* START STORED RECORDS *
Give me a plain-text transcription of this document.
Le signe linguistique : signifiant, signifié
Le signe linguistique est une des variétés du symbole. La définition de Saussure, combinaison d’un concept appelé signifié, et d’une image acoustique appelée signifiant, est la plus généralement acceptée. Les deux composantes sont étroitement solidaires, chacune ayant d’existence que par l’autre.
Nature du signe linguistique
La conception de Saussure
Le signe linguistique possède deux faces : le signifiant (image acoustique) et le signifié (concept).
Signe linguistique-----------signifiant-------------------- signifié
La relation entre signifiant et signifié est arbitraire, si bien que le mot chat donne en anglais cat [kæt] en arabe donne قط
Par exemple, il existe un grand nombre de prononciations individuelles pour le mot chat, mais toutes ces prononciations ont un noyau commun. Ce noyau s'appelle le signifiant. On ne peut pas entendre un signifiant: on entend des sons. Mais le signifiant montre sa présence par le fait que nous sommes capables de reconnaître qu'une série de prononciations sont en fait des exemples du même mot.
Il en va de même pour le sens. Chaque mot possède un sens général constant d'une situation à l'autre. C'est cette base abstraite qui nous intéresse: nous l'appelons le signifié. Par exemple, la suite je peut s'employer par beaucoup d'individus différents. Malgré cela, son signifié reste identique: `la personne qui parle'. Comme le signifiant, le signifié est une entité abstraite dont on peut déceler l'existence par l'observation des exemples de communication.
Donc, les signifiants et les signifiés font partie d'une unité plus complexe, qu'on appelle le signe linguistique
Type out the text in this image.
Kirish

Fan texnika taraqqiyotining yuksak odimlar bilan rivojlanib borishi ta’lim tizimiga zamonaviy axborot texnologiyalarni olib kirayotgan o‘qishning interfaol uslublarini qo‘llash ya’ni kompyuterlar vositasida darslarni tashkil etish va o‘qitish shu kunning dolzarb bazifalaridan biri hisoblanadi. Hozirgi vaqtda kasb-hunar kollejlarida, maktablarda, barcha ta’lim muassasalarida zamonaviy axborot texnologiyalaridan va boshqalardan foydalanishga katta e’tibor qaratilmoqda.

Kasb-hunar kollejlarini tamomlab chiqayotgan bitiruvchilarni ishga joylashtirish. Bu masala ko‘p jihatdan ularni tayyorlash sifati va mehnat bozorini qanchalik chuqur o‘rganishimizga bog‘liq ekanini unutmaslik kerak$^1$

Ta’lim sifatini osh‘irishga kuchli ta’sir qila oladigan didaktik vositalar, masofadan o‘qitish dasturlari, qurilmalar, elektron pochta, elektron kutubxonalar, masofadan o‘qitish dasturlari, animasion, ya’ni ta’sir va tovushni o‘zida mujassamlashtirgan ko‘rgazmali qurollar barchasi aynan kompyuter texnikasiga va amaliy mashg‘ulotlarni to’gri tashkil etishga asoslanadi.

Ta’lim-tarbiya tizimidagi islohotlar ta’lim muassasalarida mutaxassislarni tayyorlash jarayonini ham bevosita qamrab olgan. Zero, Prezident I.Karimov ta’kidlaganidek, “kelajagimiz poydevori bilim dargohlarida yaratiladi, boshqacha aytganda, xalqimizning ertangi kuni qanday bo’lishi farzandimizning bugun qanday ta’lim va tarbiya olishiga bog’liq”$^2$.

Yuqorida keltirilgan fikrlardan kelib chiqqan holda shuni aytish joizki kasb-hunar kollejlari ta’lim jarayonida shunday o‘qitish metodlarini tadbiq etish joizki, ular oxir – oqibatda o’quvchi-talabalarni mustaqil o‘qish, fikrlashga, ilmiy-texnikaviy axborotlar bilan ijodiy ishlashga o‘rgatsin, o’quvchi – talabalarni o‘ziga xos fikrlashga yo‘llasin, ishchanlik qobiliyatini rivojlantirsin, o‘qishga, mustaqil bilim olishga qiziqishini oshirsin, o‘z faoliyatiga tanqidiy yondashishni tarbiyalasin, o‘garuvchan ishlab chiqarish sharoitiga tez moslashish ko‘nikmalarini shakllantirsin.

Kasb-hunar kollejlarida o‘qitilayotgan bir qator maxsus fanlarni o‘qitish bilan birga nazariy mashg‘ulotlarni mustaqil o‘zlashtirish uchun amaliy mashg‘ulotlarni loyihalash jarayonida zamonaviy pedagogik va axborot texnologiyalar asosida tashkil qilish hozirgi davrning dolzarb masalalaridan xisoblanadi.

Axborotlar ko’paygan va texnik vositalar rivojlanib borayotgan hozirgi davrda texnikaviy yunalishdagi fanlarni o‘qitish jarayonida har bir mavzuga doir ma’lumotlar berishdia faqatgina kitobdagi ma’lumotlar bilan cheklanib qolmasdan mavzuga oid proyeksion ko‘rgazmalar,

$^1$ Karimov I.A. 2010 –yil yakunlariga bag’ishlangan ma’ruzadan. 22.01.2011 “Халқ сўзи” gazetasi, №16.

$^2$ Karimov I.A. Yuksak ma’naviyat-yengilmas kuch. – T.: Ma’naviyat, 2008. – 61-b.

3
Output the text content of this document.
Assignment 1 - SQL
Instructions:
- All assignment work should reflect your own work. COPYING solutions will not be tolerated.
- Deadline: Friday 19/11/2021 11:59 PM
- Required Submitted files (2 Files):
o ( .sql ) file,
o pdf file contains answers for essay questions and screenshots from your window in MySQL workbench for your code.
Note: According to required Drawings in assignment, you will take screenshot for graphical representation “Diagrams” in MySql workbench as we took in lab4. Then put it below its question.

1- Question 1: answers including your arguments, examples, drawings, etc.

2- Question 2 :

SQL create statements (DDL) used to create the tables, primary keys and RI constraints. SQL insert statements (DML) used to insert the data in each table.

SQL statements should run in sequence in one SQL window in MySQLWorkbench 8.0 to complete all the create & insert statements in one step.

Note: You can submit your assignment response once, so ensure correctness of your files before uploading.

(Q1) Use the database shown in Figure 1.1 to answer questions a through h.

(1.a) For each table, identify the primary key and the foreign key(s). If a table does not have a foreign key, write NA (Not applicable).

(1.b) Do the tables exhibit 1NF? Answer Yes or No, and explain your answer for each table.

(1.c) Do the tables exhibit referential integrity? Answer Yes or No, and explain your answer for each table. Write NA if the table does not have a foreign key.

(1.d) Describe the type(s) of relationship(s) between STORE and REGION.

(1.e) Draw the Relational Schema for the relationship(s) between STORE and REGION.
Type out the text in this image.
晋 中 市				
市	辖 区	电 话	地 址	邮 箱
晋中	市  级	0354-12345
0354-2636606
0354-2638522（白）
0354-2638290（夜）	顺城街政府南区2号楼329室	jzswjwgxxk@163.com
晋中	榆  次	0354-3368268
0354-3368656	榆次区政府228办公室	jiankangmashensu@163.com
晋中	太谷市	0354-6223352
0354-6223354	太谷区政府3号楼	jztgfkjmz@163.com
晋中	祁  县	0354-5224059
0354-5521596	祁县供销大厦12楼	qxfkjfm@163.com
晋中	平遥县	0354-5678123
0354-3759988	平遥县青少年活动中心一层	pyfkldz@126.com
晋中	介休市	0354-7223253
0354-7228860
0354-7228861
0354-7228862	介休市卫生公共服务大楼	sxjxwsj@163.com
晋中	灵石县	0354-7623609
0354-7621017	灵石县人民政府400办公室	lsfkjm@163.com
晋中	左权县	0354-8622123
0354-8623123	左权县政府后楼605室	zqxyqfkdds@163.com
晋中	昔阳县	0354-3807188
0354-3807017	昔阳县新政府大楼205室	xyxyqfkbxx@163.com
* END STORED RECORDS *
▶ **WHAT THE TASK REQUIRES**
Extract each entry in full and write it down exactly.

▶ **ANSWER FOR THIS EXERCISE**
Give me a plain-text transcription of this document.
Le signe linguistique : signifiant, signifié
Le signe linguistique est une des variétés du symbole. La définition de Saussure, combinaison d’un concept appelé signifié, et d’une image acoustique appelée signifiant, est la plus généralement acceptée. Les deux composantes sont étroitement solidaires, chacune ayant d’existence que par l’autre.
Nature du signe linguistique
La conception de Saussure
Le signe linguistique possède deux faces : le signifiant (image acoustique) et le signifié (concept).
Signe linguistique-----------signifiant-------------------- signifié
La relation entre signifiant et signifié est arbitraire, si bien que le mot chat donne en anglais cat [kæt] en arabe donne قط
Par exemple, il existe un grand nombre de prononciations individuelles pour le mot chat, mais toutes ces prononciations ont un noyau commun. Ce noyau s'appelle le signifiant. On ne peut pas entendre un signifiant: on entend des sons. Mais le signifiant montre sa présence par le fait que nous sommes capables de reconnaître qu'une série de prononciations sont en fait des exemples du même mot.
Il en va de même pour le sens. Chaque mot possède un sens général constant d'une situation à l'autre. C'est cette base abstraite qui nous intéresse: nous l'appelons le signifié. Par exemple, la suite je peut s'employer par beaucoup d'individus différents. Malgré cela, son signifié reste identique: `la personne qui parle'. Comme le signifiant, le signifié est une entité abstraite dont on peut déceler l'existence par l'observation des exemples de communication.
Donc, les signifiants et les signifiés font partie d'une unité plus complexe, qu'on appelle le signe linguistique
Type out the text in this image.
Kirish

Fan texnika taraqqiyotining yuksak odimlar bilan rivojlanib borishi ta’lim tizimiga zamonaviy axborot texnologiyalarni olib kirayotgan o‘qishning interfaol uslublarini qo‘llash ya’ni kompyuterlar vositasida darslarni tashkil etish va o‘qitish shu kunning dolzarb bazifalaridan biri hisoblanadi. Hozirgi vaqtda kasb-hunar kollejlarida, maktablarda, barcha ta’lim muassasalarida zamonaviy axborot texnologiyalaridan va boshqalardan foydalanishga katta e’tibor qaratilmoqda.

Kasb-hunar kollejlarini tamomlab chiqayotgan bitiruvchilarni ishga joylashtirish. Bu masala ko‘p jihatdan ularni tayyorlash sifati va mehnat bozorini qanchalik chuqur o‘rganishimizga bog‘liq ekanini unutmaslik kerak$^1$

Ta’lim sifatini osh‘irishga kuchli ta’sir qila oladigan didaktik vositalar, masofadan o‘qitish dasturlari, qurilmalar, elektron pochta, elektron kutubxonalar, masofadan o‘qitish dasturlari, animasion, ya’ni ta’sir va tovushni o‘zida mujassamlashtirgan ko‘rgazmali qurollar barchasi aynan kompyuter texnikasiga va amaliy mashg‘ulotlarni to’gri tashkil etishga asoslanadi.

Ta’lim-tarbiya tizimidagi islohotlar ta’lim muassasalarida mutaxassislarni tayyorlash jarayonini ham bevosita qamrab olgan. Zero, Prezident I.Karimov ta’kidlaganidek, “kelajagimiz poydevori bilim dargohlarida yaratiladi, boshqacha aytganda, xalqimizning ertangi kuni qanday bo’lishi farzandimizning bugun qanday ta’lim va tarbiya olishiga bog’liq”$^2$.

Yuqorida keltirilgan fikrlardan kelib chiqqan holda shuni aytish joizki kasb-hunar kollejlari ta’lim jarayonida shunday o‘qitish metodlarini tadbiq etish joizki, ular oxir – oqibatda o’quvchi-talabalarni mustaqil o‘qish, fikrlashga, ilmiy-texnikaviy axborotlar bilan ijodiy ishlashga o‘rgatsin, o’quvchi – talabalarni o‘ziga xos fikrlashga yo‘llasin, ishchanlik qobiliyatini rivojlantirsin, o‘qishga, mustaqil bilim olishga qiziqishini oshirsin, o‘z faoliyatiga tanqidiy yondashishni tarbiyalasin, o‘garuvchan ishlab chiqarish sharoitiga tez moslashish ko‘nikmalarini shakllantirsin.

Kasb-hunar kollejlarida o‘qitilayotgan bir qator maxsus fanlarni o‘qitish bilan birga nazariy mashg‘ulotlarni mustaqil o‘zlashtirish uchun amaliy mashg‘ulotlarni loyihalash jarayonida zamonaviy pedagogik va axborot texnologiyalar asosida tashkil qilish hozirgi davrning dolzarb masalalaridan xisoblanadi.

Axborotlar ko’paygan va texnik vositalar rivojlanib borayotgan hozirgi davrda texnikaviy yunalishdagi fanlarni o‘qitish jarayonida har bir mavzuga doir ma’lumotlar berishdia faqatgina kitobdagi ma’lumotlar bilan cheklanib qolmasdan mavzuga oid proyeksion ko‘rgazmalar,

$^1$ Karimov I.A. 2010 –yil yakunlariga bag’ishlangan ma’ruzadan. 22.01.2011 “Халқ сўзи” gazetasi, №16.

$^2$ Karimov I.A. Yuksak ma’naviyat-yengilmas kuch. – T.: Ma’naviyat, 2008. – 61-b.

3
Output the text content of this document.
Assignment 1 - SQL
Instructions:
- All assignment work should reflect your own work. COPYING solutions will not be tolerated.
- Deadline: Friday 19/11/2021 11:59 PM
- Required Submitted files (2 Files):
o ( .sql ) file,
o pdf file contains answers for essay questions and screenshots from your window in MySQL workbench for your code.
Note: According to required Drawings in assignment, you will take screenshot for graphical representation “Diagrams” in MySql workbench as we took in lab4. Then put it below its question.

1- Question 1: answers including your arguments, examples, drawings, etc.

2- Question 2 :

SQL create statements (DDL) used to create the tables, primary keys and RI constraints. SQL insert statements (DML) used to insert the data in each table.

SQL statements should run in sequence in one SQL window in MySQLWorkbench 8.0 to complete all the create & insert statements in one step.

Note: You can submit your assignment response once, so ensure correctness of your files before uploading.

(Q1) Use the database shown in Figure 1.1 to answer questions a through h.

(1.a) For each table, identify the primary key and the foreign key(s). If a table does not have a foreign key, write NA (Not applicable).

(1.b) Do the tables exhibit 1NF? Answer Yes or No, and explain your answer for each table.

(1.c) Do the tables exhibit referential integrity? Answer Yes or No, and explain your answer for each table. Write NA if the table does not have a foreign key.

(1.d) Describe the type(s) of relationship(s) between STORE and REGION.

(1.e) Draw the Relational Schema for the relationship(s) between STORE and REGION.
Type out the text in this image.
晋 中 市				
市	辖 区	电 话	地 址	邮 箱
晋中	市  级	0354-12345
0354-2636606
0354-2638522（白）
0354-2638290（夜）	顺城街政府南区2号楼329室	jzswjwgxxk@163.com
晋中	榆  次	0354-3368268
0354-3368656	榆次区政府228办公室	jiankangmashensu@163.com
晋中	太谷市	0354-6223352
0354-6223354	太谷区政府3号楼	jztgfkjmz@163.com
晋中	祁  县	0354-5224059
0354-5521596	祁县供销大厦12楼	qxfkjfm@163.com
晋中	平遥县	0354-5678123
0354-3759988	平遥县青少年活动中心一层	pyfkldz@126.com
晋中	介休市	0354-7223253
0354-7228860
0354-7228861
0354-7228862	介休市卫生公共服务大楼	sxjxwsj@163.com
晋中	灵石县	0354-7623609
0354-7621017	灵石县人民政府400办公室	lsfkjm@163.com
晋中	左权县	0354-8622123
0354-8623123	左权县政府后楼605室	zqxyqfkdds@163.com
晋中	昔阳县	0354-3807188
0354-3807017	昔阳县新政府大楼205室	xyxyqfkbxx@163.com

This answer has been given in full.